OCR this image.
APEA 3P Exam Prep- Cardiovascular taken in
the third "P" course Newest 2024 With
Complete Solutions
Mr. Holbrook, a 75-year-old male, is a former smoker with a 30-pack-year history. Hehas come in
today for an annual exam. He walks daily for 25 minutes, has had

WHAT YOU NEED TO DO: Reproduce the entries above in full by retyping them exactly.

RESPONSE:
OCR this image.
APEA 3P Exam Prep- Cardiovascular taken in
the third "P" course Newest 2024 With
Complete Solutions
Mr. Holbrook, a 75-year-old male, is a former smoker with a 30-pack-year history. Hehas come in
today for an annual exam. He walks daily for 25 minutes, has had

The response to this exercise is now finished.